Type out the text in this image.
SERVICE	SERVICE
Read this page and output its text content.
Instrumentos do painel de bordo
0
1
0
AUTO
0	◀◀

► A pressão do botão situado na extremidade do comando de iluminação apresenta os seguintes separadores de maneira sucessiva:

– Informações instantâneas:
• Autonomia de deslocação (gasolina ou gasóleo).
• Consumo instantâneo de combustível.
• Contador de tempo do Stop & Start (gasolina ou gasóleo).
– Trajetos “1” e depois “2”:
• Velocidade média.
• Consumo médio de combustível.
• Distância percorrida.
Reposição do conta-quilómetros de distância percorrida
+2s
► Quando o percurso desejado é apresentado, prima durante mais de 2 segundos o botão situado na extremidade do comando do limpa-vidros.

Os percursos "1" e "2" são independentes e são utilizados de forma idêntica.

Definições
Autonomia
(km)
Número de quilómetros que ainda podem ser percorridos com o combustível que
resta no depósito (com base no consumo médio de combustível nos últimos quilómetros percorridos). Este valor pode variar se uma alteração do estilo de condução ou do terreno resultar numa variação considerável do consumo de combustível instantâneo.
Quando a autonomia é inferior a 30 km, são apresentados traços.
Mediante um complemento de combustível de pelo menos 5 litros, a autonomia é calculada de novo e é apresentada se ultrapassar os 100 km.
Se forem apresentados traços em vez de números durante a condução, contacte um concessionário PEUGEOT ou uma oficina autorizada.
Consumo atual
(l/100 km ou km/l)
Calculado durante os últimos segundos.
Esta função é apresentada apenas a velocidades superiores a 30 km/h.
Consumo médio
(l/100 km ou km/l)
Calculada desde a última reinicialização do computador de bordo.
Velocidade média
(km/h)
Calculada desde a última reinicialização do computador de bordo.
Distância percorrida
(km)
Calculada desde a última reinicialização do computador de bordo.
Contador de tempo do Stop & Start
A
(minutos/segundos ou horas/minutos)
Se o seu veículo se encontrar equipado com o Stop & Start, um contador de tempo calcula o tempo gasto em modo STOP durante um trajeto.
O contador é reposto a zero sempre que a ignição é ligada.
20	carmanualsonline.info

----

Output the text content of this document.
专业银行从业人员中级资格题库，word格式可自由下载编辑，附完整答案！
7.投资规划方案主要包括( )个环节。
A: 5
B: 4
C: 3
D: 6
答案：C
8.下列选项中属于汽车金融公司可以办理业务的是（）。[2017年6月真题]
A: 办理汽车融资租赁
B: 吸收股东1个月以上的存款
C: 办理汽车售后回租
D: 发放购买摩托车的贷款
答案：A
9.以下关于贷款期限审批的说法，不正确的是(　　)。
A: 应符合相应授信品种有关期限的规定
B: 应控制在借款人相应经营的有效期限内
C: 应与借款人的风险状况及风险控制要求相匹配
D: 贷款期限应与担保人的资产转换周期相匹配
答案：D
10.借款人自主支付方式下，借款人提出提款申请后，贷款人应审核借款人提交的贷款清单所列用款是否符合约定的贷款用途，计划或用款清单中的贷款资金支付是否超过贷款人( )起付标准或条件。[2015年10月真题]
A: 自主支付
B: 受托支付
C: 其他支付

----

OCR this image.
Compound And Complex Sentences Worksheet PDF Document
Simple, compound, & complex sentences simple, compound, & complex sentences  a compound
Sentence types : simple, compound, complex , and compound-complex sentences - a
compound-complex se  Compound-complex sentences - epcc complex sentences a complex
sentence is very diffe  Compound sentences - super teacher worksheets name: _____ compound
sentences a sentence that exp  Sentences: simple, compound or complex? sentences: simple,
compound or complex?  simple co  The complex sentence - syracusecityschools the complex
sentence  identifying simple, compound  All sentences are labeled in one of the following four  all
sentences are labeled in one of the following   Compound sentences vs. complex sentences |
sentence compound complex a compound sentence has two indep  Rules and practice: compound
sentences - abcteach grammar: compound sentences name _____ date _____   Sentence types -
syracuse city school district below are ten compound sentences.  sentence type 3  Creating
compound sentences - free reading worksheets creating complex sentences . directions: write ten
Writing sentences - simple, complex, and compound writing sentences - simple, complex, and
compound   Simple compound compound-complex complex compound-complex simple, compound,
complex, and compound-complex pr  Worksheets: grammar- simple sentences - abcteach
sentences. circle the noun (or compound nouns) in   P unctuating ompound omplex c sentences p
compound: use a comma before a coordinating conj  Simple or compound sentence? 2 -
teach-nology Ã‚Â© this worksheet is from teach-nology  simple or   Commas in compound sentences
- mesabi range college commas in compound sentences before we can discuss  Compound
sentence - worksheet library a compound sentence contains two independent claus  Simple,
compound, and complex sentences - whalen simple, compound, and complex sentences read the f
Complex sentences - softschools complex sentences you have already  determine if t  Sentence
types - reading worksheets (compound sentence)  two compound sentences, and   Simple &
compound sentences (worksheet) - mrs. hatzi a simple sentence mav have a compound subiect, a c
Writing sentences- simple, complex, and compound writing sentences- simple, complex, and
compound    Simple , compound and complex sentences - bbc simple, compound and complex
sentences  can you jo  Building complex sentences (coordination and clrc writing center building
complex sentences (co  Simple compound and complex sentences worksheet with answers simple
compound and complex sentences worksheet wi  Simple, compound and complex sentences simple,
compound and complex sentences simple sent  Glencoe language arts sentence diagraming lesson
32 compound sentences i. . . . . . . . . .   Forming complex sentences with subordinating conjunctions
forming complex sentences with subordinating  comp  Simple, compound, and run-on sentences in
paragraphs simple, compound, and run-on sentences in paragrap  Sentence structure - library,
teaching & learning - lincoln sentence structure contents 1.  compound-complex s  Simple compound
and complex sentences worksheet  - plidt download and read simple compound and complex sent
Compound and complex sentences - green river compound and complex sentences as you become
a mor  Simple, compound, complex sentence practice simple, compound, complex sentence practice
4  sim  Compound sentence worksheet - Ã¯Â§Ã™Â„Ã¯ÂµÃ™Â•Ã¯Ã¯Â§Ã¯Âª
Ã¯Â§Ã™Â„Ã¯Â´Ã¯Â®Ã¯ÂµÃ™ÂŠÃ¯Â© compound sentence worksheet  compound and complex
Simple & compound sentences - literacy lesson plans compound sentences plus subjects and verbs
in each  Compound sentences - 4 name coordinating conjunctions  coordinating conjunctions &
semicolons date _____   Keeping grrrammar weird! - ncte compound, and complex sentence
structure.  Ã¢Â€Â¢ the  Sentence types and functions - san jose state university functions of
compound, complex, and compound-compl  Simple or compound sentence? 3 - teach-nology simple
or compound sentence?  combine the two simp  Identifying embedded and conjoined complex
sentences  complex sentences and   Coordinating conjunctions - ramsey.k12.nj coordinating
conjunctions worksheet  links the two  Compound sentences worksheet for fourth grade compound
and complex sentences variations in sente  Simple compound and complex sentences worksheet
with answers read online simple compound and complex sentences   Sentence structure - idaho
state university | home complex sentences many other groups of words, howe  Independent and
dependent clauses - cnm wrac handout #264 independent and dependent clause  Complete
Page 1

----

> [Goal of the exercise]
Find the lines containing "instantâneo" and list every one of them.

> [Result]
• Consumo instantâneo de combustível.
resta no depósito (com base no consumo médio de combustível nos últimos quilómetros percorridos). Este valor pode variar se uma alteração do estilo de condução ou do terreno resultar numa variação considerável do consumo de combustível instantâneo.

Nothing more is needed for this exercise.